-- begin --
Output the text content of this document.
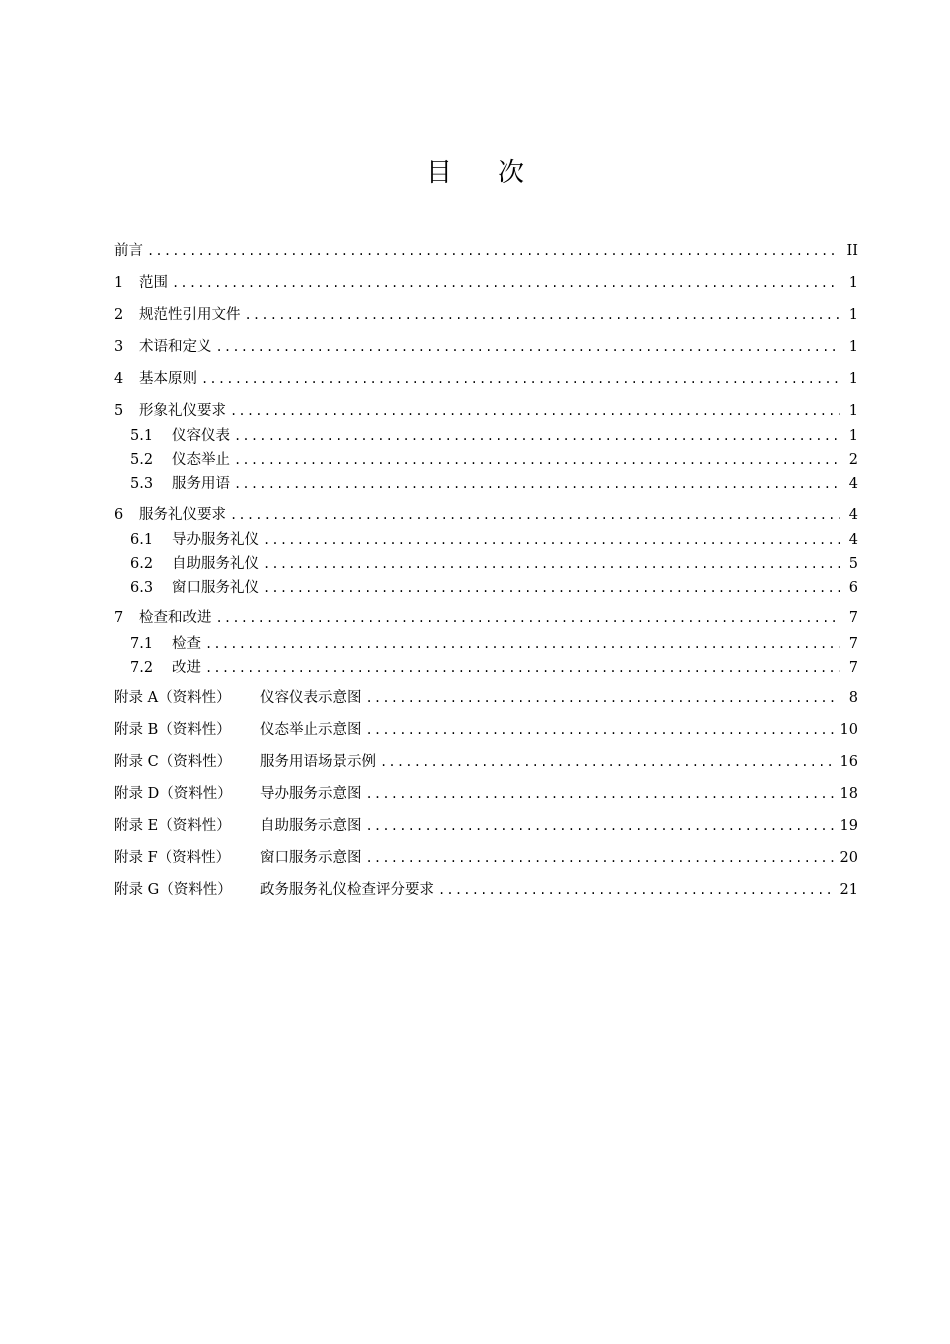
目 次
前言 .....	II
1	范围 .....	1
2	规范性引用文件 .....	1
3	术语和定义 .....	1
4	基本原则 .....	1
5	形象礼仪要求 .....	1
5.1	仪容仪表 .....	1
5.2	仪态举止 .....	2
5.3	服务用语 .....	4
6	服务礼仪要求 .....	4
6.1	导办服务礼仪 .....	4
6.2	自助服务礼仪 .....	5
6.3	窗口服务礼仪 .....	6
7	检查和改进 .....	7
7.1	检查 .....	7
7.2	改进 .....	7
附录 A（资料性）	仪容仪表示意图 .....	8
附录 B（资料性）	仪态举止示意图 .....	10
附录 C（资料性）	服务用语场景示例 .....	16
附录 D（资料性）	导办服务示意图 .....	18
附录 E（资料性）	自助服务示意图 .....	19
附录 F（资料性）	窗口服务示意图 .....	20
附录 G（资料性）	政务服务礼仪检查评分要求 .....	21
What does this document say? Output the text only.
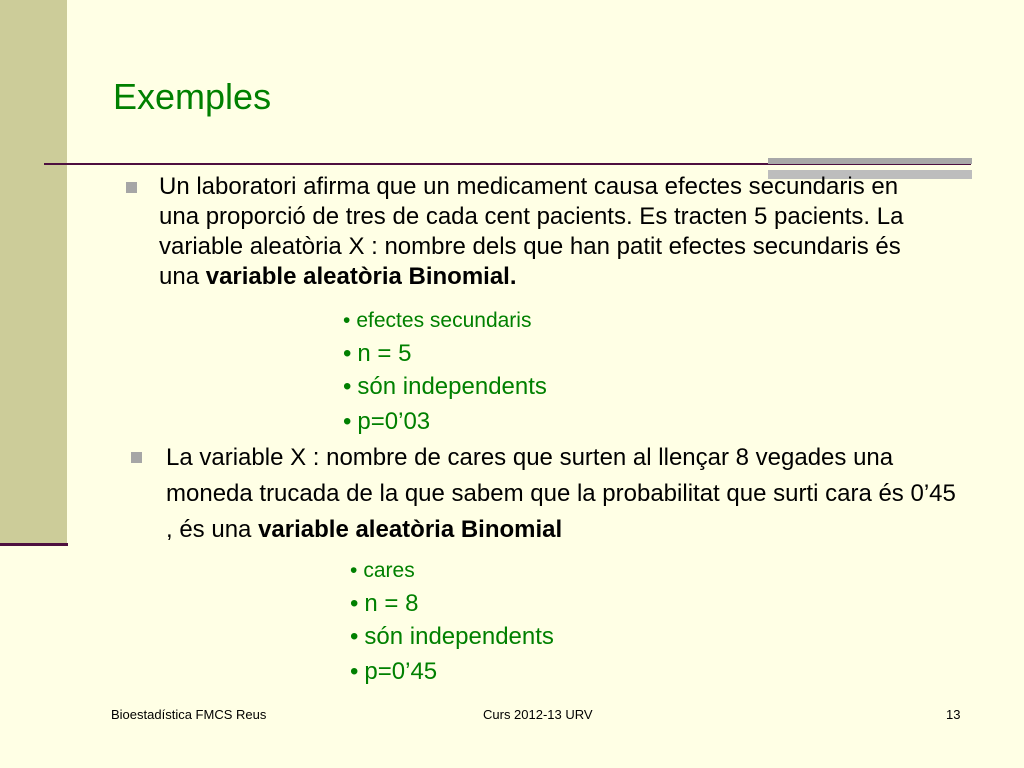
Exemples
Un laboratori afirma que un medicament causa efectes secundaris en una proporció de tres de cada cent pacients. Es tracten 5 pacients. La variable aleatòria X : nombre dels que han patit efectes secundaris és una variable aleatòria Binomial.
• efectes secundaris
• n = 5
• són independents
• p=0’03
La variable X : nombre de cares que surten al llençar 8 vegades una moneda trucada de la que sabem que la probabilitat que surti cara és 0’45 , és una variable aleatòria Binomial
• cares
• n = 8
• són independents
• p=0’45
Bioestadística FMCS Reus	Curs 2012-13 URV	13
-- end --
Pictures are excluded; output everything else in the data verbatim.

RESPONSE TO THIS TASK >>
Output the text content of this document.
目 次
前言 .....	II
1	范围 .....	1
2	规范性引用文件 .....	1
3	术语和定义 .....	1
4	基本原则 .....	1
5	形象礼仪要求 .....	1
5.1	仪容仪表 .....	1
5.2	仪态举止 .....	2
5.3	服务用语 .....	4
6	服务礼仪要求 .....	4
6.1	导办服务礼仪 .....	4
6.2	自助服务礼仪 .....	5
6.3	窗口服务礼仪 .....	6
7	检查和改进 .....	7
7.1	检查 .....	7
7.2	改进 .....	7
附录 A（资料性）	仪容仪表示意图 .....	8
附录 B（资料性）	仪态举止示意图 .....	10
附录 C（资料性）	服务用语场景示例 .....	16
附录 D（资料性）	导办服务示意图 .....	18
附录 E（资料性）	自助服务示意图 .....	19
附录 F（资料性）	窗口服务示意图 .....	20
附录 G（资料性）	政务服务礼仪检查评分要求 .....	21
What does this document say? Output the text only.
Exemples
Un laboratori afirma que un medicament causa efectes secundaris en una proporció de tres de cada cent pacients. Es tracten 5 pacients. La variable aleatòria X : nombre dels que han patit efectes secundaris és una variable aleatòria Binomial.
• efectes secundaris
• n = 5
• són independents
• p=0’03
La variable X : nombre de cares que surten al llençar 8 vegades una moneda trucada de la que sabem que la probabilitat que surti cara és 0’45 , és una variable aleatòria Binomial
• cares
• n = 8
• són independents
• p=0’45
Bioestadística FMCS Reus	Curs 2012-13 URV	13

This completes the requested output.